▶ [Set problem]:
Report, word for word, every line of the material that contains "sqlpluds".

##########

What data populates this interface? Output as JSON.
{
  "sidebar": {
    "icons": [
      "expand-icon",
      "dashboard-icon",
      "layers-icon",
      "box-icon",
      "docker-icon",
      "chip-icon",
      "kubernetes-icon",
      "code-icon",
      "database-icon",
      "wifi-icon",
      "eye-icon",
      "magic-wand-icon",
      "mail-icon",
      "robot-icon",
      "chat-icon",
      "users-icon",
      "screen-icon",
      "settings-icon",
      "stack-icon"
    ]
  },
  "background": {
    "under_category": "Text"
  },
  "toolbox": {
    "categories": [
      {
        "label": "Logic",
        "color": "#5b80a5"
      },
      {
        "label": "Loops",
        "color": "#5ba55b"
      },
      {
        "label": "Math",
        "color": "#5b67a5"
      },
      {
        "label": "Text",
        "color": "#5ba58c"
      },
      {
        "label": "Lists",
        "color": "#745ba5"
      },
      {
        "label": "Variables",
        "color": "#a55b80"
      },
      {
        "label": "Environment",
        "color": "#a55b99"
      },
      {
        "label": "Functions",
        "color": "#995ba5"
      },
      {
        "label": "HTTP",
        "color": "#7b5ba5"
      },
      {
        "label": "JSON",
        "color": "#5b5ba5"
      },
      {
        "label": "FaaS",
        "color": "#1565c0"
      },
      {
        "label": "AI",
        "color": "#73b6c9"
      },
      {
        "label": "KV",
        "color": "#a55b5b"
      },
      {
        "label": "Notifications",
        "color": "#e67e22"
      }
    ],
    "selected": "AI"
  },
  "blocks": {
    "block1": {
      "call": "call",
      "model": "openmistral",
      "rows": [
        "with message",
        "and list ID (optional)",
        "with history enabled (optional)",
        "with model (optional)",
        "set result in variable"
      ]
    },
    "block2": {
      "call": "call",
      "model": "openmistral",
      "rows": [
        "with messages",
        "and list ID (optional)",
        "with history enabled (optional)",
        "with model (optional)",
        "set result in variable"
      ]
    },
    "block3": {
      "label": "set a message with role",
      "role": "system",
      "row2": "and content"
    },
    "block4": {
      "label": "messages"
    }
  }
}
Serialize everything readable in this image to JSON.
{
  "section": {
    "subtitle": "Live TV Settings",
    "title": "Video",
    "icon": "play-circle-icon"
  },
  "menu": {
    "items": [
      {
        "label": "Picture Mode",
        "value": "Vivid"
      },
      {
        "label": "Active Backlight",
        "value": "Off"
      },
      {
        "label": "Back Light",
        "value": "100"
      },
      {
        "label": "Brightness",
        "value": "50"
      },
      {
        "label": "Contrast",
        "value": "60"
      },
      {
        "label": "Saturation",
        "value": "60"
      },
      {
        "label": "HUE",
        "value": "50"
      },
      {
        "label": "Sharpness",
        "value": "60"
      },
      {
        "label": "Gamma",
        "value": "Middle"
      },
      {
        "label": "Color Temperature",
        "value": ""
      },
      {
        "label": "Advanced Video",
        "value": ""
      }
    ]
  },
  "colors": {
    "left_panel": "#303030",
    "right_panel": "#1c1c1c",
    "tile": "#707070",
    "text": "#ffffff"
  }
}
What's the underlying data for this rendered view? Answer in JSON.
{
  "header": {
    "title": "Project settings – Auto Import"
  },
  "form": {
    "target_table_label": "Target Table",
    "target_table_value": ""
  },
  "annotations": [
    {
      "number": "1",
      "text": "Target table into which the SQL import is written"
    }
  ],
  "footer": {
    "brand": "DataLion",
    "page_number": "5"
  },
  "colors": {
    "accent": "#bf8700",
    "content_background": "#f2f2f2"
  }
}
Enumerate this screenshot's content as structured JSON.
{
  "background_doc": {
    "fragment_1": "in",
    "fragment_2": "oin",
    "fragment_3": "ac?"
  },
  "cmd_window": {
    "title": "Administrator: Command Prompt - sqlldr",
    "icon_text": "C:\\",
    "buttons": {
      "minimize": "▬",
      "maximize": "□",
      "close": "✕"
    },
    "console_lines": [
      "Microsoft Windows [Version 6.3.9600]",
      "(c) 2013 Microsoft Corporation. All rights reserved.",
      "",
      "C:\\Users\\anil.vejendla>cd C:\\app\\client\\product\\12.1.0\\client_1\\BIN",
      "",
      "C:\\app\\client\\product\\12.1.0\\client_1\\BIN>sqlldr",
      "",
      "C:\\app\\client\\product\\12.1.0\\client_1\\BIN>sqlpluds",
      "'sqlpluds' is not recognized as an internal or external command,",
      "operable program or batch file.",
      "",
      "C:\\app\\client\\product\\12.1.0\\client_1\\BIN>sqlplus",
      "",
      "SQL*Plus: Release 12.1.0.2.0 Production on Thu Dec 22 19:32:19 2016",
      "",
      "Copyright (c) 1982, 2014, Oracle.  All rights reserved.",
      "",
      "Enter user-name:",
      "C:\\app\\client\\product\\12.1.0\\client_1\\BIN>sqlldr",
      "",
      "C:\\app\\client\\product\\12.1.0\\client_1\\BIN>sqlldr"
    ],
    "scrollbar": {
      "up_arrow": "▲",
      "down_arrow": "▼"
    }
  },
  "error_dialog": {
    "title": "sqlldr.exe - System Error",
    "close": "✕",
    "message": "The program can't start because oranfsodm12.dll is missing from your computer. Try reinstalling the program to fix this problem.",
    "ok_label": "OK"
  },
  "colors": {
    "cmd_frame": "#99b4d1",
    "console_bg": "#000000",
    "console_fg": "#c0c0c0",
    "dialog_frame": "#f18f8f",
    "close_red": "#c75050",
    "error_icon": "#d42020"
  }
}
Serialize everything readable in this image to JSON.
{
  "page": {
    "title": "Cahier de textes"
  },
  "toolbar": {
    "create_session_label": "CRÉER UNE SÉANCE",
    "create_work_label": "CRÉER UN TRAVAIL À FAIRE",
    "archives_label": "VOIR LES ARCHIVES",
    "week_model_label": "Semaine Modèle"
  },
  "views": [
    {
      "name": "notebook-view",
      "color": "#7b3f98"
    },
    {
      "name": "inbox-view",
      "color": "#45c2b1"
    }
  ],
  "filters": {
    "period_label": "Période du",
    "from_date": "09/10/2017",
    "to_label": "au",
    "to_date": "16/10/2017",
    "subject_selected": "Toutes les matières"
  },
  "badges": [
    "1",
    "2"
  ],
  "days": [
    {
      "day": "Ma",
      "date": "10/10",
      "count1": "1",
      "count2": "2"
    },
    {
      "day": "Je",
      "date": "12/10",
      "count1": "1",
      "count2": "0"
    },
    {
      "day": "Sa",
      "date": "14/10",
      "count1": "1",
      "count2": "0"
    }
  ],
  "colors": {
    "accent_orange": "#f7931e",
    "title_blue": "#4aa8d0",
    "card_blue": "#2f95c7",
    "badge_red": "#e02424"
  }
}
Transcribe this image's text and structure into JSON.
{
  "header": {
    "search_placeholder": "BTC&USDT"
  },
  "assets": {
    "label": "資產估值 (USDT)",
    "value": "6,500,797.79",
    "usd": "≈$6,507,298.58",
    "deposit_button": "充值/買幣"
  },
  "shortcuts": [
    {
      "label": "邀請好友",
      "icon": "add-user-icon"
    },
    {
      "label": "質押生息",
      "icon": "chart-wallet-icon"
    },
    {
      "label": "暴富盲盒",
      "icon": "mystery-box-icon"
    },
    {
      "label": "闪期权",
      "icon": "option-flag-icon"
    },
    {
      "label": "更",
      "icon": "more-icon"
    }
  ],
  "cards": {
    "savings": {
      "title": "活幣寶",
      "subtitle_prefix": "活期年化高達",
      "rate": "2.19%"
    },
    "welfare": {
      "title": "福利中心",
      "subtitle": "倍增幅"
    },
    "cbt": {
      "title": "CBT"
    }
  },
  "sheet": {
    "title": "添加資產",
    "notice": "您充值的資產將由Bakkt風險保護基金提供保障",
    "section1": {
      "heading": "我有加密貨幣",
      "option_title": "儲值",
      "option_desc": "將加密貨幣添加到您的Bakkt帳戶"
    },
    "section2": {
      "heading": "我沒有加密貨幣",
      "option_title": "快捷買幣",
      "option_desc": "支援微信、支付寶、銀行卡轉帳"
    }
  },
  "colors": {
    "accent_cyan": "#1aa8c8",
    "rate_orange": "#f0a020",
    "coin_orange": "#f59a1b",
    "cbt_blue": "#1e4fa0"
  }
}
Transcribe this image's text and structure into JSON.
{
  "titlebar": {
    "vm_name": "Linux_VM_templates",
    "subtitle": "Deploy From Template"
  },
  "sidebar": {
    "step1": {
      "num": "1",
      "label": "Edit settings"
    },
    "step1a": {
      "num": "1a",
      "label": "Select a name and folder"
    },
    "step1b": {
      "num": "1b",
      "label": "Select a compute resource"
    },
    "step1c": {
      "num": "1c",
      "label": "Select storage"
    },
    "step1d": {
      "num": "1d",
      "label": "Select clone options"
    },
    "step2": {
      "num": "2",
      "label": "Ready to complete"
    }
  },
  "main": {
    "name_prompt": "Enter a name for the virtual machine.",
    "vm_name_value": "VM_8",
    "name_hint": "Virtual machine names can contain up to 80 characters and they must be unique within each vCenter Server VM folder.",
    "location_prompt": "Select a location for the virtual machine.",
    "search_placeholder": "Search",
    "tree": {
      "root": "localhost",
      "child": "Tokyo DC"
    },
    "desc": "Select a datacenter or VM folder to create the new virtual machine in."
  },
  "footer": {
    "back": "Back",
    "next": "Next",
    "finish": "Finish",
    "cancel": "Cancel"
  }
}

##########

▶ [Written answer]:
      "C:\\app\\client\\product\\12.1.0\\client_1\\BIN>sqlpluds",
      "'sqlpluds' is not recognized as an internal or external command,",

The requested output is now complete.